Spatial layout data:

[start]

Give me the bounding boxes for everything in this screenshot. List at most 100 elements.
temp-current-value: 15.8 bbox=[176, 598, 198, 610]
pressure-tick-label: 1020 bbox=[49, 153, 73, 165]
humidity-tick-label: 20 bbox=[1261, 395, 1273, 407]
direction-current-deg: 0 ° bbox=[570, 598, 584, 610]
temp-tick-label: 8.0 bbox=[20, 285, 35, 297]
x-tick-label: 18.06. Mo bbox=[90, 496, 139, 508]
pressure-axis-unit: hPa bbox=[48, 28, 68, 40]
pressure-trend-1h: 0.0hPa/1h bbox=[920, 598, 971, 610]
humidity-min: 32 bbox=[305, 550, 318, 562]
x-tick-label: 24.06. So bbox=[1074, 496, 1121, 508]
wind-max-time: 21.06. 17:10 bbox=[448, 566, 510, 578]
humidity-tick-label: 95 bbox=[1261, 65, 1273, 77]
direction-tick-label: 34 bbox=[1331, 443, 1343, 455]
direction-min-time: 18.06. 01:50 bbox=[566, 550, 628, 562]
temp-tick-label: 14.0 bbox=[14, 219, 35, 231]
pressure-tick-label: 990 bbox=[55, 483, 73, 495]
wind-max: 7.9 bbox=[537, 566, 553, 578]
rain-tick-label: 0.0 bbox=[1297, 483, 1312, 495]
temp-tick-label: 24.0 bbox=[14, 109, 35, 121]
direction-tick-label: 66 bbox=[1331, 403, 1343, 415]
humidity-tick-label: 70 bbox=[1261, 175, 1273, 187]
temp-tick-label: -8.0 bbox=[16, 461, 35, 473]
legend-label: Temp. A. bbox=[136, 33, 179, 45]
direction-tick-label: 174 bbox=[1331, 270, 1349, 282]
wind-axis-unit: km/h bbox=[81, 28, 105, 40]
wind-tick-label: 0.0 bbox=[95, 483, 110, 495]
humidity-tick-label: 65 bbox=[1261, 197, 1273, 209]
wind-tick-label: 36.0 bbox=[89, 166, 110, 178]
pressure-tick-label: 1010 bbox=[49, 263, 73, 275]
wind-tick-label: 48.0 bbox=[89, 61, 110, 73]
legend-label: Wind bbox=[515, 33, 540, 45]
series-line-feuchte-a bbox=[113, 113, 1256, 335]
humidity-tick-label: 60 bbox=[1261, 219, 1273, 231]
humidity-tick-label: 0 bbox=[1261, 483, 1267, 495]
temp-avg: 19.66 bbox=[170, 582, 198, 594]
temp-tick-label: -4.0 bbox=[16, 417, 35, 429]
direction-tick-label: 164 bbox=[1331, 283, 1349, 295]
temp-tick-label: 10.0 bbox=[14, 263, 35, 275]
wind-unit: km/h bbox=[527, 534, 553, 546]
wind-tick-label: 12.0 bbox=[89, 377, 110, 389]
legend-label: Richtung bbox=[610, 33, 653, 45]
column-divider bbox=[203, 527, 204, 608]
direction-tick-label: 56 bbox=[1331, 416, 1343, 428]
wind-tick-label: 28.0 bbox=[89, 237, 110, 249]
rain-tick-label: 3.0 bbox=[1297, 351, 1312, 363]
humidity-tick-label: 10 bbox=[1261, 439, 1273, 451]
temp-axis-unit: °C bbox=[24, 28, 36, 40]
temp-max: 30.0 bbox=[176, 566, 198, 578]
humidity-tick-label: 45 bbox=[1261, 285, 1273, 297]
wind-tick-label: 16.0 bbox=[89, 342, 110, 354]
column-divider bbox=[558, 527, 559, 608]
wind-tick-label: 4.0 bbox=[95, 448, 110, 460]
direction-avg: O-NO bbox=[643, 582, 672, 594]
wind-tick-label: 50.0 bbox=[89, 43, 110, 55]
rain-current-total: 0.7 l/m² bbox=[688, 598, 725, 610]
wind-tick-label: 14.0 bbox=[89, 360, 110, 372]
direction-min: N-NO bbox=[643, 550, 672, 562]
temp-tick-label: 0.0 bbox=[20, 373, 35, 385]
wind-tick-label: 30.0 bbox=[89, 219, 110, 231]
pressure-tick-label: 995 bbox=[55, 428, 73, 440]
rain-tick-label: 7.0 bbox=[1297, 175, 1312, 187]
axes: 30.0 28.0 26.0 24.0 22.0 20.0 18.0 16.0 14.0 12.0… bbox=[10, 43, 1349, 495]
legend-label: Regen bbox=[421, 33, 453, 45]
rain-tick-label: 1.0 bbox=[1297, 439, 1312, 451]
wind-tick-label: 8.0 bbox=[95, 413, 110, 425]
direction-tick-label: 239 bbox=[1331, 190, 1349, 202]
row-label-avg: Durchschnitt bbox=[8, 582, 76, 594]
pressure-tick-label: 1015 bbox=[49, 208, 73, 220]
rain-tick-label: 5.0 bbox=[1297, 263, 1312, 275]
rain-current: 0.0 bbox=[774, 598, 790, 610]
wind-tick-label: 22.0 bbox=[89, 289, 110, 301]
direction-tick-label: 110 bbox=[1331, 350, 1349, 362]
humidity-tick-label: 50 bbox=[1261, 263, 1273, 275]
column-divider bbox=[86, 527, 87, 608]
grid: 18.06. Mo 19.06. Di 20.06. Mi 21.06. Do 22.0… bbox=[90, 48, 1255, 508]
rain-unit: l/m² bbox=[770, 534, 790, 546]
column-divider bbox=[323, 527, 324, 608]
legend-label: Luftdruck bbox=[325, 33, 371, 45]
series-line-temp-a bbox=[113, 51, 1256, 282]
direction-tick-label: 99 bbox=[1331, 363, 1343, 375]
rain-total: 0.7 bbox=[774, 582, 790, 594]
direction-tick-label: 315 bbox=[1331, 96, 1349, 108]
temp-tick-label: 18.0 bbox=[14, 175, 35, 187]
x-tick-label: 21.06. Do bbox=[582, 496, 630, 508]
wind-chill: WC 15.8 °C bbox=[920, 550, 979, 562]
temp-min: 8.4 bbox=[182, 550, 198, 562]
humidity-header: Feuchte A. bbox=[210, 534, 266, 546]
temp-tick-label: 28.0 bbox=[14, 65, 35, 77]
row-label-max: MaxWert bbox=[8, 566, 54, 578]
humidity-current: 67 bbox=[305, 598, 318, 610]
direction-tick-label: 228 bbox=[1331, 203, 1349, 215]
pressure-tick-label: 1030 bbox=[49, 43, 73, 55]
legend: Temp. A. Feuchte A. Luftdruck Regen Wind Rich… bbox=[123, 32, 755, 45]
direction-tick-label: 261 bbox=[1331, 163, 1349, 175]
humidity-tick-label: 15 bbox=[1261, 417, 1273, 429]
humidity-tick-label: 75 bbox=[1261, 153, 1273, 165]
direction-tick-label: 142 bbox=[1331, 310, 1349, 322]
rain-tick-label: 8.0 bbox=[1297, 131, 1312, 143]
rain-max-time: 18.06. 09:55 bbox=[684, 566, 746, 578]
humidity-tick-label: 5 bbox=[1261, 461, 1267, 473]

[end]

▶ _EXERCISE INSTRUCTIONS_:
Could you rewrite the listing above, starting at its first line and stopping after the line that contains "wind-max: 7.9 bbox=[537, 566, 553, 578]", with "humidity-tick-label" changed to "humidity-axis-label" and nothing else altered?

▶ _RESPONSE TO THIS EXERCISE_:
Give me the bounding boxes for everything in this screenshot. List at most 100 elements.
temp-current-value: 15.8 bbox=[176, 598, 198, 610]
pressure-tick-label: 1020 bbox=[49, 153, 73, 165]
humidity-axis-label: 20 bbox=[1261, 395, 1273, 407]
direction-current-deg: 0 ° bbox=[570, 598, 584, 610]
temp-tick-label: 8.0 bbox=[20, 285, 35, 297]
x-tick-label: 18.06. Mo bbox=[90, 496, 139, 508]
pressure-axis-unit: hPa bbox=[48, 28, 68, 40]
pressure-trend-1h: 0.0hPa/1h bbox=[920, 598, 971, 610]
humidity-min: 32 bbox=[305, 550, 318, 562]
x-tick-label: 24.06. So bbox=[1074, 496, 1121, 508]
wind-max-time: 21.06. 17:10 bbox=[448, 566, 510, 578]
humidity-axis-label: 95 bbox=[1261, 65, 1273, 77]
direction-tick-label: 34 bbox=[1331, 443, 1343, 455]
direction-min-time: 18.06. 01:50 bbox=[566, 550, 628, 562]
temp-tick-label: 14.0 bbox=[14, 219, 35, 231]
pressure-tick-label: 990 bbox=[55, 483, 73, 495]
wind-max: 7.9 bbox=[537, 566, 553, 578]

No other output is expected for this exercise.